__To do__: Begin with the line holding "What does this" and write out each following line to the end of the data, exactly. Pictures are left out.

__Extracted material__:
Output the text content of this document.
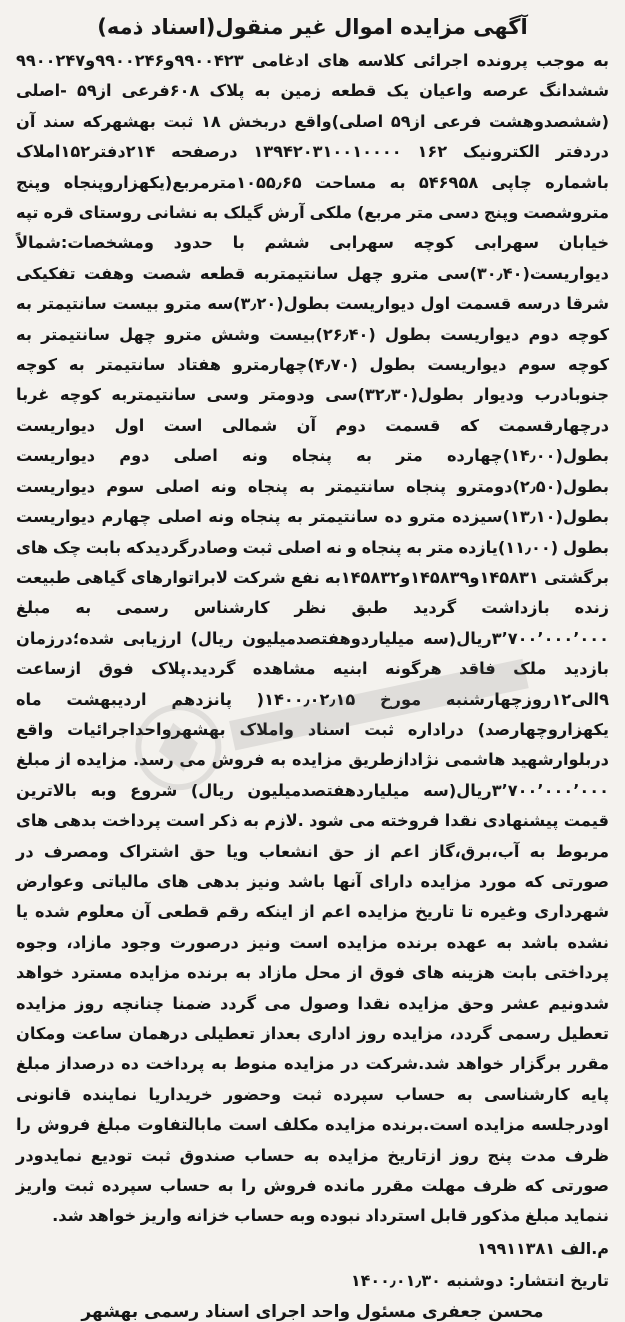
آگهی مزایده اموال غیر منقول(اسناد ذمه)

به موجب پرونده اجرائی کلاسه های ادغامی ۹۹۰۰۴۲۳و۹۹۰۰۲۴۶و۹۹۰۰۲۴۷ ششدانگ عرصه واعیان یک قطعه زمین به پلاک ۶۰۸فرعی از۵۹ -اصلی (ششصدوهشت فرعی از۵۹ اصلی)واقع دربخش ۱۸ ثبت بهشهرکه سند آن دردفتر الکترونیک ۱۶۲ ۱۳۹۴۲۰۳۱۰۰۱۰۰۰۰ درصفحه ۲۱۴دفتر۱۵۲املاک باشماره چاپی ۵۴۶۹۵۸ به مساحت ۱۰۵۵٫۶۵مترمربع(یکهزاروپنجاه وپنج متروشصت وپنج دسی متر مربع) ملکی آرش گیلک به نشانی روستای قره تپه خیابان سهرابی کوچه سهرابی ششم با حدود ومشخصات:شمالاً دیواریست(۳۰٫۴۰)سی مترو چهل سانتیمتربه قطعه شصت وهفت تفکیکی شرقا درسه قسمت اول دیواریست بطول(۳٫۲۰)سه مترو بیست سانتیمتر به کوچه دوم دیواریست بطول (۲۶٫۴۰)بیست وشش مترو چهل سانتیمتر به کوچه سوم دیواریست بطول (۴٫۷۰)چهارمترو هفتاد سانتیمتر به کوچه جنوبادرب ودیوار بطول(۳۲٫۳۰)سی ودومتر وسی سانتیمتربه کوچه غربا درچهارقسمت که قسمت دوم آن شمالی است اول دیواریست بطول(۱۴٫۰۰)چهارده متر به پنجاه ونه اصلی دوم دیواریست بطول(۲٫۵۰)دومترو پنجاه سانتیمتر به پنجاه ونه اصلی سوم دیواریست بطول(۱۳٫۱۰)سیزده مترو ده سانتیمتر به پنجاه ونه اصلی چهارم دیواریست بطول (۱۱٫۰۰)یازده متر به پنجاه و نه اصلی ثبت وصادرگردیدکه بابت چک های برگشتی ۱۴۵۸۳۱و۱۴۵۸۳۹و۱۴۵۸۳۲به نفع شرکت لابراتوارهای گیاهی طبیعت زنده بازداشت گردید طبق نظر کارشناس رسمی به مبلغ ۳٬۷۰۰٬۰۰۰٬۰۰۰ریال(سه میلیاردوهفتصدمیلیون ریال) ارزیابی شده؛درزمان بازدید ملک فاقد هرگونه ابنیه مشاهده گردید.پلاک فوق ازساعت ۹الی۱۲روزچهارشنبه مورخ ۱۴۰۰٫۰۲٫۱۵( پانزدهم اردیبهشت ماه یکهزاروچهارصد) دراداره ثبت اسناد واملاک بهشهرواحداجرائیات واقع دربلوارشهید هاشمی نژادازطریق مزایده به فروش می رسد. مزایده از مبلغ ۳٬۷۰۰٬۰۰۰٬۰۰۰ریال(سه میلیاردهفتصدمیلیون ریال) شروع وبه بالاترین قیمت پیشنهادی نقدا فروخته می شود .لازم به ذکر است پرداخت بدهی های مربوط به آب،برق،گاز اعم از حق انشعاب ویا حق اشتراک ومصرف در صورتی که مورد مزایده دارای آنها باشد ونیز بدهی های مالیاتی وعوارض شهرداری وغیره تا تاریخ مزایده اعم از اینکه رقم قطعی آن معلوم شده یا نشده باشد به عهده برنده مزایده است ونیز درصورت وجود مازاد، وجوه پرداختی بابت هزینه های فوق از محل مازاد به برنده مزایده مسترد خواهد شدونیم عشر وحق مزایده نقدا وصول می گردد ضمنا چنانچه روز مزایده تعطیل رسمی گردد، مزایده روز اداری بعداز تعطیلی درهمان ساعت ومکان مقرر برگزار خواهد شد.شرکت در مزایده منوط به پرداخت ده درصداز مبلغ پایه کارشناسی به حساب سپرده ثبت وحضور خریداریا نماینده قانونی اودرجلسه مزایده است.برنده مزایده مکلف است مابالتفاوت مبلغ فروش را ظرف مدت پنج روز ازتاریخ مزایده به حساب صندوق ثبت تودیع نمایدودر صورتی که ظرف مهلت مقرر مانده فروش را به حساب سپرده ثبت واریز ننماید مبلغ مذکور قابل استرداد نبوده وبه حساب خزانه واریز خواهد شد.

م.الف ۱۹۹۱۱۳۸۱
تاریخ انتشار: دوشنبه ۱۴۰۰٫۰۱٫۳۰
محسن جعفری مسئول واحد اجرای اسناد رسمی بهشهر
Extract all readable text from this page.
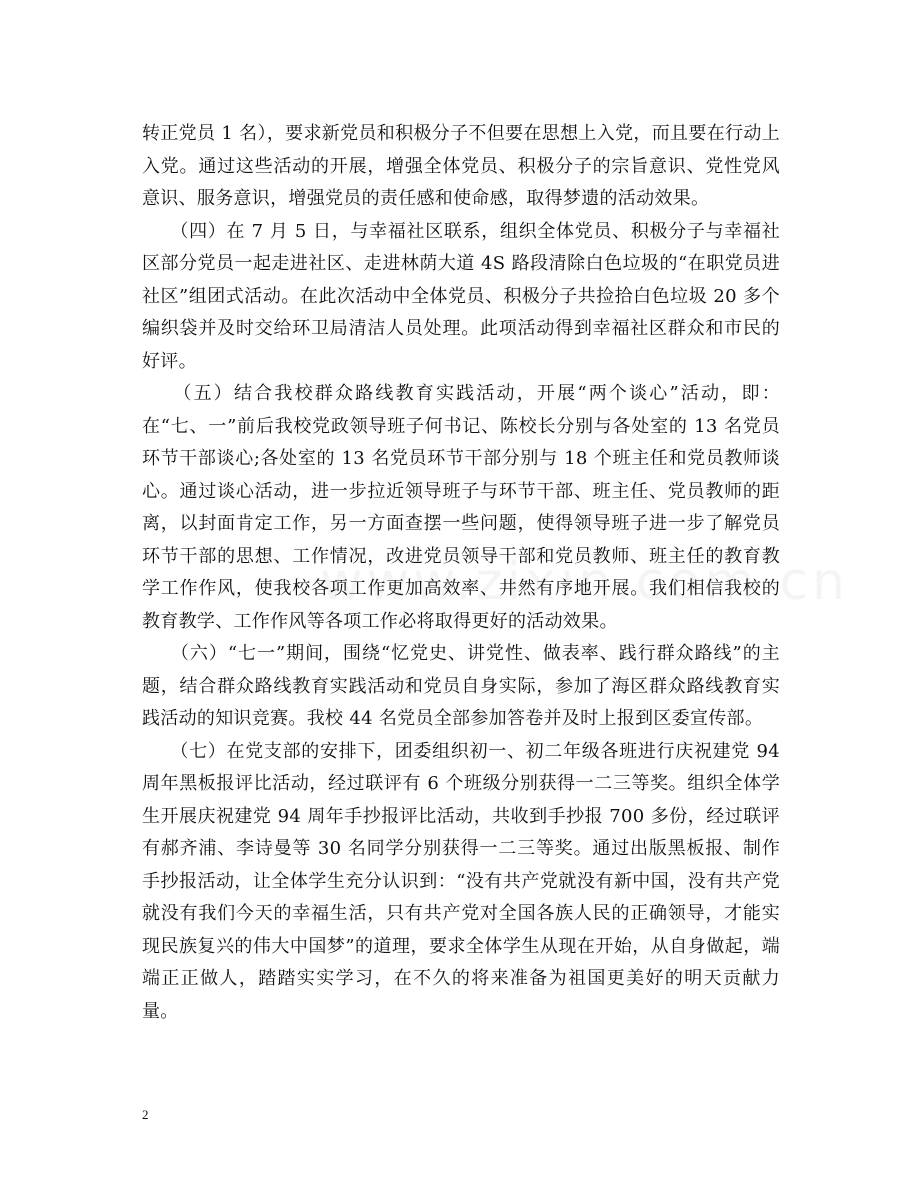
转正党员 1 名），要求新党员和积极分子不但要在思想上入党，而且要在行动上入党。通过这些活动的开展，增强全体党员、积极分子的宗旨意识、党性党风意识、服务意识，增强党员的责任感和使命感，取得梦遗的活动效果。

　　（四）在 7 月 5 日，与幸福社区联系，组织全体党员、积极分子与幸福社区部分党员一起走进社区、走进林荫大道 4S 路段清除白色垃圾的“在职党员进社区”组团式活动。在此次活动中全体党员、积极分子共捡拾白色垃圾 20 多个编织袋并及时交给环卫局清洁人员处理。此项活动得到幸福社区群众和市民的好评。

　　（五）结合我校群众路线教育实践活动，开展“两个谈心”活动，即：在“七、一”前后我校党政领导班子何书记、陈校长分别与各处室的 13 名党员环节干部谈心;各处室的 13 名党员环节干部分别与 18 个班主任和党员教师谈心。通过谈心活动，进一步拉近领导班子与环节干部、班主任、党员教师的距离，以封面肯定工作，另一方面查摆一些问题，使得领导班子进一步了解党员环节干部的思想、工作情况，改进党员领导干部和党员教师、班主任的教育教学工作作风，使我校各项工作更加高效率、井然有序地开展。我们相信我校的教育教学、工作作风等各项工作必将取得更好的活动效果。

　　（六）“七一”期间，围绕“忆党史、讲党性、做表率、践行群众路线”的主题，结合群众路线教育实践活动和党员自身实际，参加了海区群众路线教育实践活动的知识竞赛。我校 44 名党员全部参加答卷并及时上报到区委宣传部。

　　（七）在党支部的安排下，团委组织初一、初二年级各班进行庆祝建党 94 周年黑板报评比活动，经过联评有 6 个班级分别获得一二三等奖。组织全体学生开展庆祝建党 94 周年手抄报评比活动，共收到手抄报 700 多份，经过联评有郝齐浦、李诗曼等 30 名同学分别获得一二三等奖。通过出版黑板报、制作手抄报活动，让全体学生充分认识到：“没有共产党就没有新中国，没有共产党就没有我们今天的幸福生活，只有共产党对全国各族人民的正确领导，才能实现民族复兴的伟大中国梦”的道理，要求全体学生从现在开始，从自身做起，端端正正做人，踏踏实实学习，在不久的将来准备为祖国更美好的明天贡献力量。

2
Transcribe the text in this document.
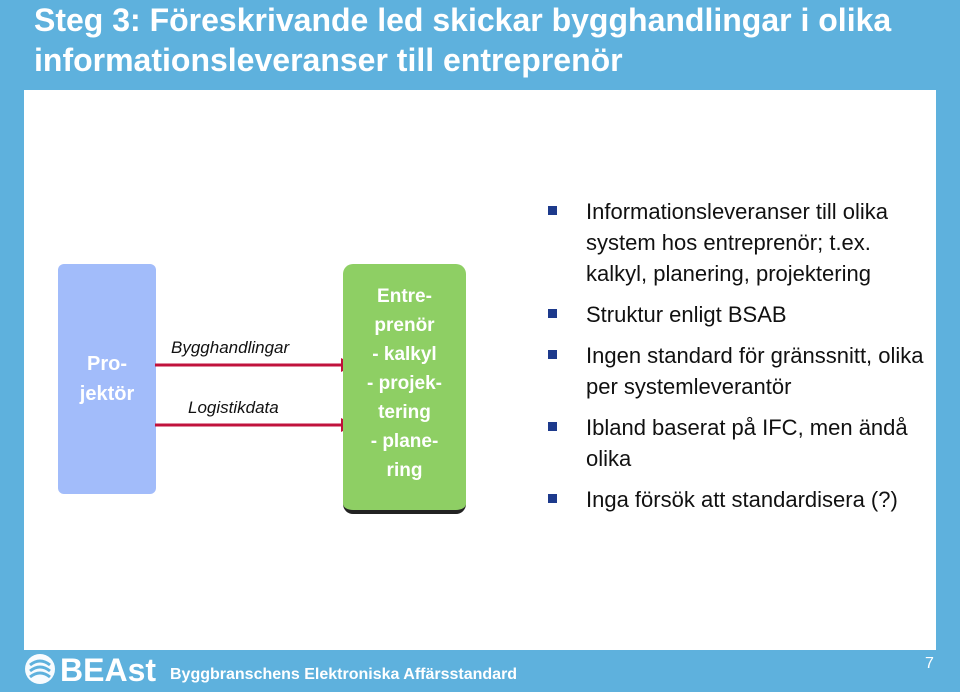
Steg 3: Föreskrivande led skickar bygghandlingar i olika informationsleveranser till entreprenör
Pro-
jektör
Bygghandlingar
Logistikdata
Entre-
prenör
- kalkyl
- projek-
tering
- plane-
ring
Informationsleveranser till olika system hos entreprenör; t.ex. kalkyl, planering, projektering
Struktur enligt BSAB
Ingen standard för gränssnitt, olika per systemleverantör
Ibland baserat på IFC, men ändå olika
Inga försök att standardisera (?)
BEAst Byggbranschens Elektroniska Affärsstandard
7
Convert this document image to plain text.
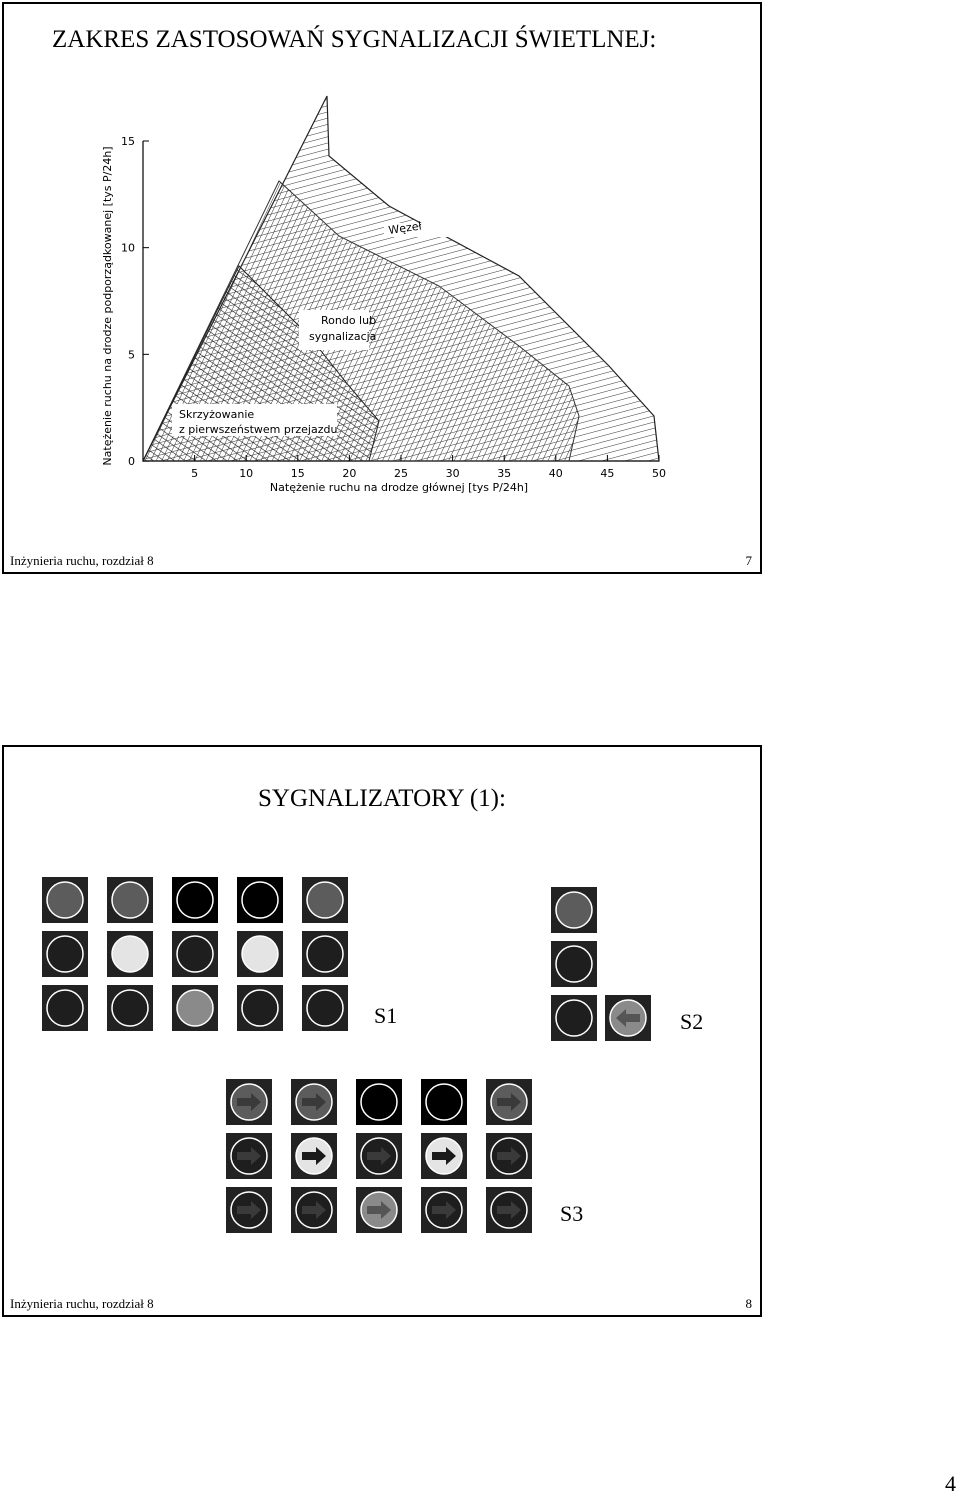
ZAKRES ZASTOSOWAŃ SYGNALIZACJI ŚWIETLNEJ:
Węzeł
Rondo lub
sygnalizacja
Skrzyżowanie
z pierwszeństwem przejazdu
5	10	15	20	25	30	35	40	45	50
0
5
10
15
Natężenie ruchu na drodze głównej [tys P/24h]
Natężenie ruchu na drodze podporządkowanej [tys P/24h]
Inżynieria ruchu, rozdział 8	7
SYGNALIZATORY (1):
S1	S2
S3
Inżynieria ruchu, rozdział 8	8
4
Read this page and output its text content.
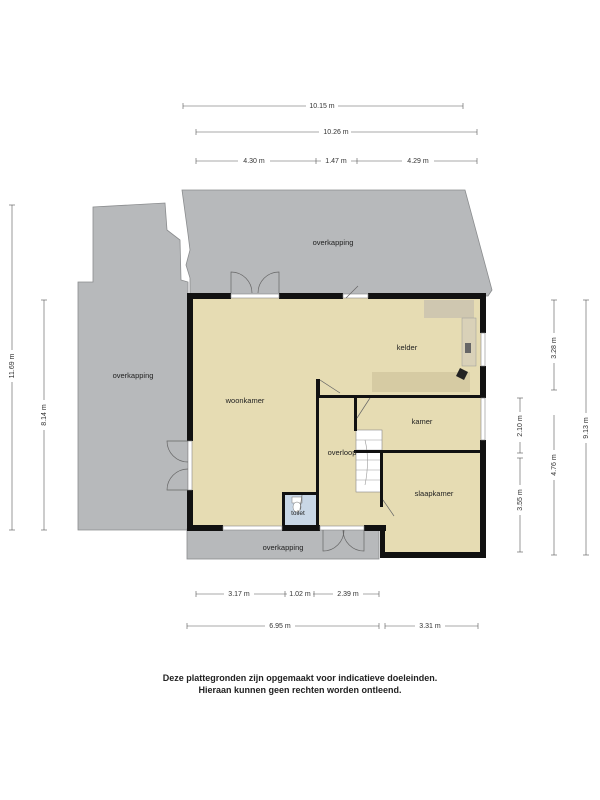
overkapping
overkapping
overkapping
kelder
woonkamer
kamer
overloop
slaapkamer
toilet
10.15 m
10.26 m
4.30 m	1.47 m	4.29 m
11.69 m
8.14 m
3.28 m
9.13 m
4.76 m
2.10 m
3.55 m
3.17 m	1.02 m	2.39 m
6.95 m	3.31 m
Deze plattegronden zijn opgemaakt voor indicatieve doeleinden.
Hieraan kunnen geen rechten worden ontleend.
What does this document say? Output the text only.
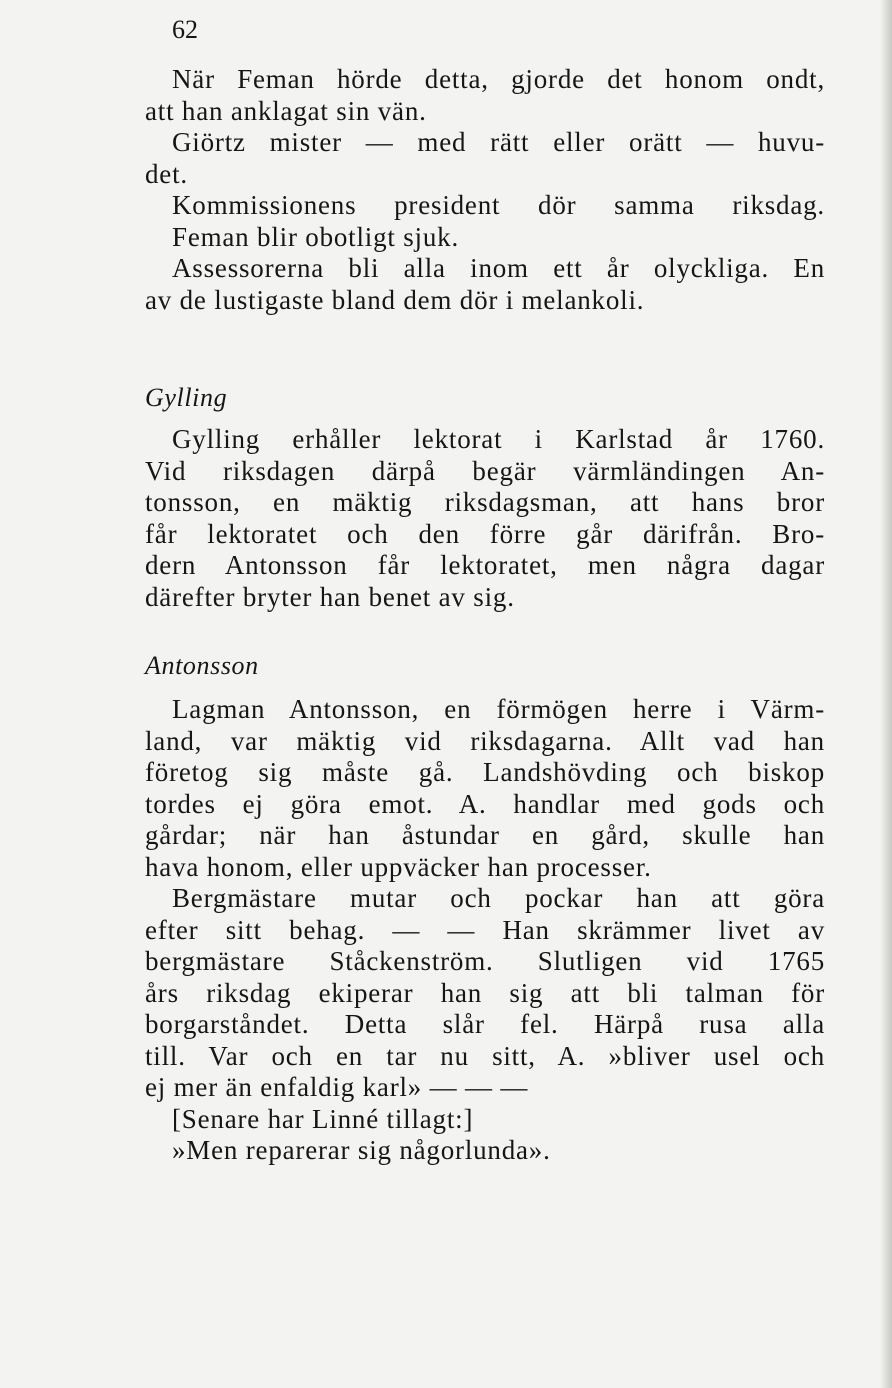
62
När Feman hörde detta, gjorde det honom ondt,
att han anklagat sin vän.
Giörtz mister — med rätt eller orätt — huvu-
det.
Kommissionens president dör samma riksdag.
Feman blir obotligt sjuk.
Assessorerna bli alla inom ett år olyckliga. En
av de lustigaste bland dem dör i melankoli.
Gylling
Gylling erhåller lektorat i Karlstad år 1760.
Vid riksdagen därpå begär värmländingen An-
tonsson, en mäktig riksdagsman, att hans bror
får lektoratet och den förre går därifrån. Bro-
dern Antonsson får lektoratet, men några dagar
därefter bryter han benet av sig.
Antonsson
Lagman Antonsson, en förmögen herre i Värm-
land, var mäktig vid riksdagarna. Allt vad han
företog sig måste gå. Landshövding och biskop
tordes ej göra emot. A. handlar med gods och
gårdar; när han åstundar en gård, skulle han
hava honom, eller uppväcker han processer.
Bergmästare mutar och pockar han att göra
efter sitt behag. — — Han skrämmer livet av
bergmästare Ståckenström. Slutligen vid 1765
års riksdag ekiperar han sig att bli talman för
borgarståndet. Detta slår fel. Härpå rusa alla
till. Var och en tar nu sitt, A. »bliver usel och
ej mer än enfaldig karl» — — —
[Senare har Linné tillagt:]
»Men reparerar sig någorlunda».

__Complete answer__:
What does this document say? Output the text only.
62
När Feman hörde detta, gjorde det honom ondt,
att han anklagat sin vän.
Giörtz mister — med rätt eller orätt — huvu-
det.
Kommissionens president dör samma riksdag.
Feman blir obotligt sjuk.
Assessorerna bli alla inom ett år olyckliga. En
av de lustigaste bland dem dör i melankoli.
Gylling
Gylling erhåller lektorat i Karlstad år 1760.
Vid riksdagen därpå begär värmländingen An-
tonsson, en mäktig riksdagsman, att hans bror
får lektoratet och den förre går därifrån. Bro-
dern Antonsson får lektoratet, men några dagar
därefter bryter han benet av sig.
Antonsson
Lagman Antonsson, en förmögen herre i Värm-
land, var mäktig vid riksdagarna. Allt vad han
företog sig måste gå. Landshövding och biskop
tordes ej göra emot. A. handlar med gods och
gårdar; när han åstundar en gård, skulle han
hava honom, eller uppväcker han processer.
Bergmästare mutar och pockar han att göra
efter sitt behag. — — Han skrämmer livet av
bergmästare Ståckenström. Slutligen vid 1765
års riksdag ekiperar han sig att bli talman för
borgarståndet. Detta slår fel. Härpå rusa alla
till. Var och en tar nu sitt, A. »bliver usel och
ej mer än enfaldig karl» — — —
[Senare har Linné tillagt:]
»Men reparerar sig någorlunda».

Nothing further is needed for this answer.